>> START Text provided
Serializing an object in __main__ with pickle or dill
Asked Answered
P

3

7

I have a pickling problem. I want to serialize a function in my main script, then load it and run it in another script. To demonstrate this, I've made 2 scripts:

Attempt 1: The naive way:

dill_pickle_script_1.py

import pickle
import time

def my_func(a, b):
    time.sleep(0.1)  # The purpose of this will become evident at the end
    return a+b

if __name__ == '__main__':
    with open('testfile.pkl', 'wb') as f:
        pickle.dump(my_func, f)

dill_pickle_script_2.py

import pickle

if __name__ == '__main__':
    with open('testfile.pkl') as f:
        func = pickle.load(f)
        assert func(1, 2)==3

Problem: when I run script 2, I get AttributeError: 'module' object has no attribute 'my_func'. I understand why: because when my_func is serialized in script1, it belongs to the __main__ module. dill_pickle_script_2 can't know that __main__ there referred to the namespace of dill_pickle_script_1, and therefore cannot find the reference.
>> END Text provided
## Written request 1:
According to the pickling question, what error appears when the second script is run?
## Written request 2:
Translate this sentence from the pickling question into Spanish: "I want to serialize a function in my main script, then load it and run it in another script."
>> START Extracted data
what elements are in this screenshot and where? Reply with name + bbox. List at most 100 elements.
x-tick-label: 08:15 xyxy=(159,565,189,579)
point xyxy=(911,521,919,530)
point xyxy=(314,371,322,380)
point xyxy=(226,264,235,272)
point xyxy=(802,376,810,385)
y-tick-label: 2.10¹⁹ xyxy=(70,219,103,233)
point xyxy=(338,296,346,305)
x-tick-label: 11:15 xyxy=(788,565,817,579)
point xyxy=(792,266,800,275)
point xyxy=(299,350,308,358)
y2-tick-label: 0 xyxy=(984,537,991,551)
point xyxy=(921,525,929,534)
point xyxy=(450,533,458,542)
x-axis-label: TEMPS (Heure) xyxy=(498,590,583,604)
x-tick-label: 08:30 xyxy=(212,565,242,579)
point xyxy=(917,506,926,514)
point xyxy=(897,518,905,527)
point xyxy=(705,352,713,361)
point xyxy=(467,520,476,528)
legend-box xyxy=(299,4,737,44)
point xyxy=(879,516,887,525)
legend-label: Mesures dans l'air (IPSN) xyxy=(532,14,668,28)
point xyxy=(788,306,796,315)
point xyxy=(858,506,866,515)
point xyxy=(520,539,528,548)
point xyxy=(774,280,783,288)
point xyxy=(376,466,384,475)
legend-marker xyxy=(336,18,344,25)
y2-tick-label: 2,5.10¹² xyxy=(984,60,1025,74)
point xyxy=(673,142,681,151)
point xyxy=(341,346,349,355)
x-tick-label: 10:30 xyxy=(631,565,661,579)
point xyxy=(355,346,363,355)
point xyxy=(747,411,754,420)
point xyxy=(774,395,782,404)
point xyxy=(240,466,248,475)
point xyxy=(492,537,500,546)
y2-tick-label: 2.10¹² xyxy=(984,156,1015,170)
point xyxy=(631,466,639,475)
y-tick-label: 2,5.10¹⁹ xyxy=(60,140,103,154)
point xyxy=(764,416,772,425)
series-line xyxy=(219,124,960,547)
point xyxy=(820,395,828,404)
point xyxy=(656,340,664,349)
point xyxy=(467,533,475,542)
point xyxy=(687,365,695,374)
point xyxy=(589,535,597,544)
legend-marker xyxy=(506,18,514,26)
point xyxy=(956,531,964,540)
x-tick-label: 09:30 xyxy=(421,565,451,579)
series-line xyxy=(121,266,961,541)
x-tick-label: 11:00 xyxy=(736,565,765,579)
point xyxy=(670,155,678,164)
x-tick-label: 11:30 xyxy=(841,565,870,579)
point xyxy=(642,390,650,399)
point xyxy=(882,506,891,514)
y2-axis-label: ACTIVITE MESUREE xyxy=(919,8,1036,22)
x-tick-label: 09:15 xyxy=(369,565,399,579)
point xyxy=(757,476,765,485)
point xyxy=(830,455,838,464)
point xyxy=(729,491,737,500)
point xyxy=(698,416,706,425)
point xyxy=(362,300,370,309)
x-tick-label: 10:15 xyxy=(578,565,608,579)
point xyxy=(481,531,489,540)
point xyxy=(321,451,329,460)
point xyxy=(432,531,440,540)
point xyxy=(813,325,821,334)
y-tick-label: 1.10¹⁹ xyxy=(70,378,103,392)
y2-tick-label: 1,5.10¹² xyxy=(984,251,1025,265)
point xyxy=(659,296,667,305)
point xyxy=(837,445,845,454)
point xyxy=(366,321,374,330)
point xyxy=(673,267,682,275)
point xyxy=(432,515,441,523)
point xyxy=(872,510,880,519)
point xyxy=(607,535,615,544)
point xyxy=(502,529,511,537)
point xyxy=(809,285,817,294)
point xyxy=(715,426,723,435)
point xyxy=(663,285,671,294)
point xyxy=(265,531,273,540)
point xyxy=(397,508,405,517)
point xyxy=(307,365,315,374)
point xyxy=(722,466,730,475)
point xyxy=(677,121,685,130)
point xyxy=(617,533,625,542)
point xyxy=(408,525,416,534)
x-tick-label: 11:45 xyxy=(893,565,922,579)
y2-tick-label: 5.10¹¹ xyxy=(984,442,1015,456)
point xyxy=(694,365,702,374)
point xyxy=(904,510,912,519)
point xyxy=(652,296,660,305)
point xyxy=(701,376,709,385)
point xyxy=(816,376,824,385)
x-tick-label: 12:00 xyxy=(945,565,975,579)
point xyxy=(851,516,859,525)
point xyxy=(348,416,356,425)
>> END Extracted data
## Task solution 1:
AttributeError: 'module' object has no attribute 'my_func'

## Task solution 2:
Quiero serializar una función en mi script principal y luego cargarla y ejecutarla en otro script.